▶ [WORK INSTRUCTIONS]:
Only lines holding the string "modulation" are wanted; copy each one from the material.

▶ [MATERIAL SHOWN]:
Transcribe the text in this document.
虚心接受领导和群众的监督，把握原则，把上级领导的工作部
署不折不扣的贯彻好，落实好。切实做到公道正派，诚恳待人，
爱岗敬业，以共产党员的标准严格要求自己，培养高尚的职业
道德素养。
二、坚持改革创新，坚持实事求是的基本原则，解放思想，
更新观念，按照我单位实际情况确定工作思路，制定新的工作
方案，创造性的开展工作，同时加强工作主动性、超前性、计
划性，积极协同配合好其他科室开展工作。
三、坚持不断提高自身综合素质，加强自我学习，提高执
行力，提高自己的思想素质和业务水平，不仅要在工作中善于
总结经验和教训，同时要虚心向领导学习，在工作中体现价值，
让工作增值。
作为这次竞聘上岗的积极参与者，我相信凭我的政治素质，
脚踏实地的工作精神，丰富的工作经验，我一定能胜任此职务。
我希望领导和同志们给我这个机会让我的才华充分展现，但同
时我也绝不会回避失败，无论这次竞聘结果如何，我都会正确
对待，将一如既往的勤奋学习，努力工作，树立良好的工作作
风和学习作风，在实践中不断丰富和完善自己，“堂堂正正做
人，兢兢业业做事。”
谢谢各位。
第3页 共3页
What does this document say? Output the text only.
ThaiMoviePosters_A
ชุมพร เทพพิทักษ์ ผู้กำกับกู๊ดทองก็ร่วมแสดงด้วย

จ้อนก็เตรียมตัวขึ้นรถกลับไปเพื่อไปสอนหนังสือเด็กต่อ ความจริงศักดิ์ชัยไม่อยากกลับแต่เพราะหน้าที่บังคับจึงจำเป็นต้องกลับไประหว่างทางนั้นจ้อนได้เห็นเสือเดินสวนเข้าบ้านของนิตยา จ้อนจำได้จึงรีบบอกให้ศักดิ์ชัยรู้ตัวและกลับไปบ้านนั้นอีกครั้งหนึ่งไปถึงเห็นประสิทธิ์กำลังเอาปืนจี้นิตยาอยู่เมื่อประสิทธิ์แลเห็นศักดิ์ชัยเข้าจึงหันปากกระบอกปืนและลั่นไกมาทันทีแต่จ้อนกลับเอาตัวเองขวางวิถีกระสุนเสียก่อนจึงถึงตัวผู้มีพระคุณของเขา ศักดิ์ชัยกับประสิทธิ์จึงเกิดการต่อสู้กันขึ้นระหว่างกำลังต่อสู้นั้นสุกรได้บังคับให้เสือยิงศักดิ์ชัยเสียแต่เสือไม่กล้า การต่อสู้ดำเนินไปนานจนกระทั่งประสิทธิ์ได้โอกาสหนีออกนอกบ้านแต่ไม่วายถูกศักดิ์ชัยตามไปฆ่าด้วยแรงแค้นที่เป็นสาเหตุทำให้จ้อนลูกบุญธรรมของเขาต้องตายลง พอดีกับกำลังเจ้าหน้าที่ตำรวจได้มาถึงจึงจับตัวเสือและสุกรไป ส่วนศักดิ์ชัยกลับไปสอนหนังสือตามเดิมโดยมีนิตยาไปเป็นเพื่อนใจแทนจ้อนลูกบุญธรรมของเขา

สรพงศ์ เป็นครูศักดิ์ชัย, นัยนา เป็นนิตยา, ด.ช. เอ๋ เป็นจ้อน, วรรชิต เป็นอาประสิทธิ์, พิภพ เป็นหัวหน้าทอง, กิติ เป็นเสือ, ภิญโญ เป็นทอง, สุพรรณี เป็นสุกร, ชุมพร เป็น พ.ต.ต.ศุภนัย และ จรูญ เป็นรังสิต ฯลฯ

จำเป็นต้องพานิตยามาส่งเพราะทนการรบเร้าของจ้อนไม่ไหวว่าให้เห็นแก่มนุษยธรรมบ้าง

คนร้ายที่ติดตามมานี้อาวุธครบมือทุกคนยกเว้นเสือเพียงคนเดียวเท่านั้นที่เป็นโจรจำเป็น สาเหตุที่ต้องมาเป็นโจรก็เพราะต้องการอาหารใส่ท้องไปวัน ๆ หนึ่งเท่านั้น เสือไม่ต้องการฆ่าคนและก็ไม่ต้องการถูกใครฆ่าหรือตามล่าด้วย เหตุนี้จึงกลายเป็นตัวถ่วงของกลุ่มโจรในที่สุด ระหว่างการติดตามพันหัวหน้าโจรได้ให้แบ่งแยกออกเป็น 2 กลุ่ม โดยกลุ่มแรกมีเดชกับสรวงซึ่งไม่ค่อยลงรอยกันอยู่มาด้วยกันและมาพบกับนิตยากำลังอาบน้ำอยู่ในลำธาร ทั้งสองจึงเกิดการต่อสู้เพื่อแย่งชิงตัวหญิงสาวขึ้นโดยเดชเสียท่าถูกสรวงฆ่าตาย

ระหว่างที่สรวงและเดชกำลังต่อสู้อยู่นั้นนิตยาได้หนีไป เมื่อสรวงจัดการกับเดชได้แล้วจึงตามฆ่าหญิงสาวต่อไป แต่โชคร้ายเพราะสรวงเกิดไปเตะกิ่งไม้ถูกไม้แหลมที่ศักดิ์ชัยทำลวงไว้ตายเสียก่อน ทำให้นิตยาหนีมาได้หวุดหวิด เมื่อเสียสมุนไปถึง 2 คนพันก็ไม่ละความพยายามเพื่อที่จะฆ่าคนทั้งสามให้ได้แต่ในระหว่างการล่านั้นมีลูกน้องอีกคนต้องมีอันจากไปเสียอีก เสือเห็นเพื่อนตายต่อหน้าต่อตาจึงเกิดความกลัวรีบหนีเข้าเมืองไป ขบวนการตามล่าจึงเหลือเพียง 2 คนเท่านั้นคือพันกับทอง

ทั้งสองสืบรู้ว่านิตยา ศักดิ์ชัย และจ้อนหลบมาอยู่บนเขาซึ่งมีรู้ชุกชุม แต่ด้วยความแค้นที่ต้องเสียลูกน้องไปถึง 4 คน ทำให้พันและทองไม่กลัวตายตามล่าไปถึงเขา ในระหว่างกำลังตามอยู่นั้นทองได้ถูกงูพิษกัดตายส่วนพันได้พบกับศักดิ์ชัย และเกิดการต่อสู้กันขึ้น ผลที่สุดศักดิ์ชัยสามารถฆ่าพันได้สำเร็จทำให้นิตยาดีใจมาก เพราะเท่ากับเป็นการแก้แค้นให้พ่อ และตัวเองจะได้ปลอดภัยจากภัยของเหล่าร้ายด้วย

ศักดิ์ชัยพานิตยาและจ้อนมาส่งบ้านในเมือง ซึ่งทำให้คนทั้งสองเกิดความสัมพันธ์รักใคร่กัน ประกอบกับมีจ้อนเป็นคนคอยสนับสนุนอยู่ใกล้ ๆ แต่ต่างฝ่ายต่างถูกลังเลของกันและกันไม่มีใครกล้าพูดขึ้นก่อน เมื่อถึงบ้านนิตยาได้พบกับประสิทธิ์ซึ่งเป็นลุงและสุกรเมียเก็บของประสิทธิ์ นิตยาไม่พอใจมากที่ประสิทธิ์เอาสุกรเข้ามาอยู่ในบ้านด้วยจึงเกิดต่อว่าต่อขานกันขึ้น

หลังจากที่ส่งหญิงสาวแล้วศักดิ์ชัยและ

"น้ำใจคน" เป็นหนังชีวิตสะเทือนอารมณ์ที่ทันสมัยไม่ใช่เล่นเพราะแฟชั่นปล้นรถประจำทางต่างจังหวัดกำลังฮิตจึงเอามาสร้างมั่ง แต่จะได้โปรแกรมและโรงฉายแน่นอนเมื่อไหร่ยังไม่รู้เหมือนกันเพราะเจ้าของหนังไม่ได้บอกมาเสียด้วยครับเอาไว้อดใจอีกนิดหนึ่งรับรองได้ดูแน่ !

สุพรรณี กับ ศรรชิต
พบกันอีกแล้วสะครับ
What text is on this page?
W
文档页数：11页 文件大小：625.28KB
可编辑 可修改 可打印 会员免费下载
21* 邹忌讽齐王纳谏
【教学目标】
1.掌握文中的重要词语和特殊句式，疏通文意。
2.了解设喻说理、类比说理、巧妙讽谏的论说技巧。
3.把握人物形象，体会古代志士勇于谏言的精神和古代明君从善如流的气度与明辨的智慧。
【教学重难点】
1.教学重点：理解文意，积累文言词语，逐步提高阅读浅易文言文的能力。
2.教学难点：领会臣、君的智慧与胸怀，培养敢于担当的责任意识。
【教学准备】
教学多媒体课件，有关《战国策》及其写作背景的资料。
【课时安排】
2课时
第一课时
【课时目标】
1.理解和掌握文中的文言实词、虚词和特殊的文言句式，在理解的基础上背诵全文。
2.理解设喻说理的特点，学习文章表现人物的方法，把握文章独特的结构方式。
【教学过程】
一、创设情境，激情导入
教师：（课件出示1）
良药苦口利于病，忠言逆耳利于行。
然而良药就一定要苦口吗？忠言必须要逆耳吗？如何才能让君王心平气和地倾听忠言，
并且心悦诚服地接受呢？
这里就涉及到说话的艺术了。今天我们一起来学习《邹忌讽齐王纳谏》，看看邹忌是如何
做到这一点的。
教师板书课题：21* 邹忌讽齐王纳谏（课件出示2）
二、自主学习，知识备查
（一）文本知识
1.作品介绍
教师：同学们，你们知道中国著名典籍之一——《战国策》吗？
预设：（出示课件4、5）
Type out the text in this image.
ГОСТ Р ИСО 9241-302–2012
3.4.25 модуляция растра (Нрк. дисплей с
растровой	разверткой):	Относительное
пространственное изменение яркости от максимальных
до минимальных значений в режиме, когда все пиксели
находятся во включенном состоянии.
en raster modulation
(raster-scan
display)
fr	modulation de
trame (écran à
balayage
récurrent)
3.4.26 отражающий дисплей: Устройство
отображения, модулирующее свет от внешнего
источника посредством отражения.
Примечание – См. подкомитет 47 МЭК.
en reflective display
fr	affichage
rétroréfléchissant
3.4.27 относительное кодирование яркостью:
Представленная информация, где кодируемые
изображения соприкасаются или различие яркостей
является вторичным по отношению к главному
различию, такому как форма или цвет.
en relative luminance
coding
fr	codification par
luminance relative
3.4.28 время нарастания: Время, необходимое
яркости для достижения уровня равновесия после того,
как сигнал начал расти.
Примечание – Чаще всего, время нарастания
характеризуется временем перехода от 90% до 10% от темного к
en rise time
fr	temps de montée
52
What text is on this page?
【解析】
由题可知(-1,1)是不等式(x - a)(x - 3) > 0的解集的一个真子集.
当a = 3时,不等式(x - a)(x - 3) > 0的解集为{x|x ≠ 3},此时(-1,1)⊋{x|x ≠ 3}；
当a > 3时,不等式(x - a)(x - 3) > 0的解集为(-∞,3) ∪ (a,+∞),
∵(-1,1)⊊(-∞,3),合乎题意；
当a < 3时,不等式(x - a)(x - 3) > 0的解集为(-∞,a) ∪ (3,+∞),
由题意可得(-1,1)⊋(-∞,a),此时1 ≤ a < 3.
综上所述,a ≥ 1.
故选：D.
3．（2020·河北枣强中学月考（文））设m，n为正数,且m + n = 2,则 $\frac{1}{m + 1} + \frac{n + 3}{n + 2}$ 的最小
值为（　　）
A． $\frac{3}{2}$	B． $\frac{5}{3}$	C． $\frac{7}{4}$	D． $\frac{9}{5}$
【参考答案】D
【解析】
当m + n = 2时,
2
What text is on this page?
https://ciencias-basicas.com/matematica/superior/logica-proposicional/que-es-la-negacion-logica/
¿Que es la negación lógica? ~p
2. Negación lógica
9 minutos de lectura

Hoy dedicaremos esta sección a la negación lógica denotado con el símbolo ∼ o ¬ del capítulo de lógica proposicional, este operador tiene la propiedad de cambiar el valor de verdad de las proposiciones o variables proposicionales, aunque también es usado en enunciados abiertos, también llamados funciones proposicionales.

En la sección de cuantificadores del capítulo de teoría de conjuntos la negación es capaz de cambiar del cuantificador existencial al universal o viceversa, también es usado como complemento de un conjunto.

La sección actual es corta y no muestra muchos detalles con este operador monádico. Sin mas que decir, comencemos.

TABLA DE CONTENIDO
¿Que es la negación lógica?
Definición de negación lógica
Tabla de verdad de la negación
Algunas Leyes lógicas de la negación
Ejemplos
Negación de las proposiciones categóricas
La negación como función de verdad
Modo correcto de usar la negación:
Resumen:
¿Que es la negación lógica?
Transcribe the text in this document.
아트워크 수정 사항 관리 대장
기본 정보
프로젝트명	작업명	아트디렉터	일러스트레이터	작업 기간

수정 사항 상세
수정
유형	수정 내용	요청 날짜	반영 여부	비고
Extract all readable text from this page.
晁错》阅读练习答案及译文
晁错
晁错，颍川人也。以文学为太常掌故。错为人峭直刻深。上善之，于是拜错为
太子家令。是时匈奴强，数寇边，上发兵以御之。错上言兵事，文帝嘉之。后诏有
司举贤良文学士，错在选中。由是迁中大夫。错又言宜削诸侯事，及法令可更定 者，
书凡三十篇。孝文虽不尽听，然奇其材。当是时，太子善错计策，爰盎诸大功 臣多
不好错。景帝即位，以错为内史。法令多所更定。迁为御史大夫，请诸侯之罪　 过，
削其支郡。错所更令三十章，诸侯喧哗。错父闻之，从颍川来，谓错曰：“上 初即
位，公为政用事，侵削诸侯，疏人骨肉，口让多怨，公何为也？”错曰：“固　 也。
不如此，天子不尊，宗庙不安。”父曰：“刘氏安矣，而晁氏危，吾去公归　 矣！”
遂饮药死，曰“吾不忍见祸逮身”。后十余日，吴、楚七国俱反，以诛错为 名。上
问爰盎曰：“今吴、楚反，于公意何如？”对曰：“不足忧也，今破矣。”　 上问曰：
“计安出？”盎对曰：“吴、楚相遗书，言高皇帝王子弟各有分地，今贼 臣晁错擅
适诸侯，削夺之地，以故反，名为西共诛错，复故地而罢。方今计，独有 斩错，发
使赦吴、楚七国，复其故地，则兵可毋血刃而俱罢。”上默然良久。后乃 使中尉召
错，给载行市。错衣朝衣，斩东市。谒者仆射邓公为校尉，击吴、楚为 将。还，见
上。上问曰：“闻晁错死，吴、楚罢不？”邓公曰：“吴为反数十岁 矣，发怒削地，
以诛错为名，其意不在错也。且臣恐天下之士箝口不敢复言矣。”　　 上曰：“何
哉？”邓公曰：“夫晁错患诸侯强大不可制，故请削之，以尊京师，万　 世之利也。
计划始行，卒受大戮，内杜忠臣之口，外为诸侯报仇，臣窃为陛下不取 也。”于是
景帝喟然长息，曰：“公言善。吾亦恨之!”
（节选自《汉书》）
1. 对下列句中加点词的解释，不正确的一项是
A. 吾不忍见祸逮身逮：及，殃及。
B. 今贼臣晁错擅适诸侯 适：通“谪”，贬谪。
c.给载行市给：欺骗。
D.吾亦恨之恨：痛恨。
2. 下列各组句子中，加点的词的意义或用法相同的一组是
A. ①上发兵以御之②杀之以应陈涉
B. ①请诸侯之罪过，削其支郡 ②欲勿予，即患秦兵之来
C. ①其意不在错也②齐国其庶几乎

▶ [RESULT FOR THIS EXERCISE]:
en raster modulation
fr	modulation de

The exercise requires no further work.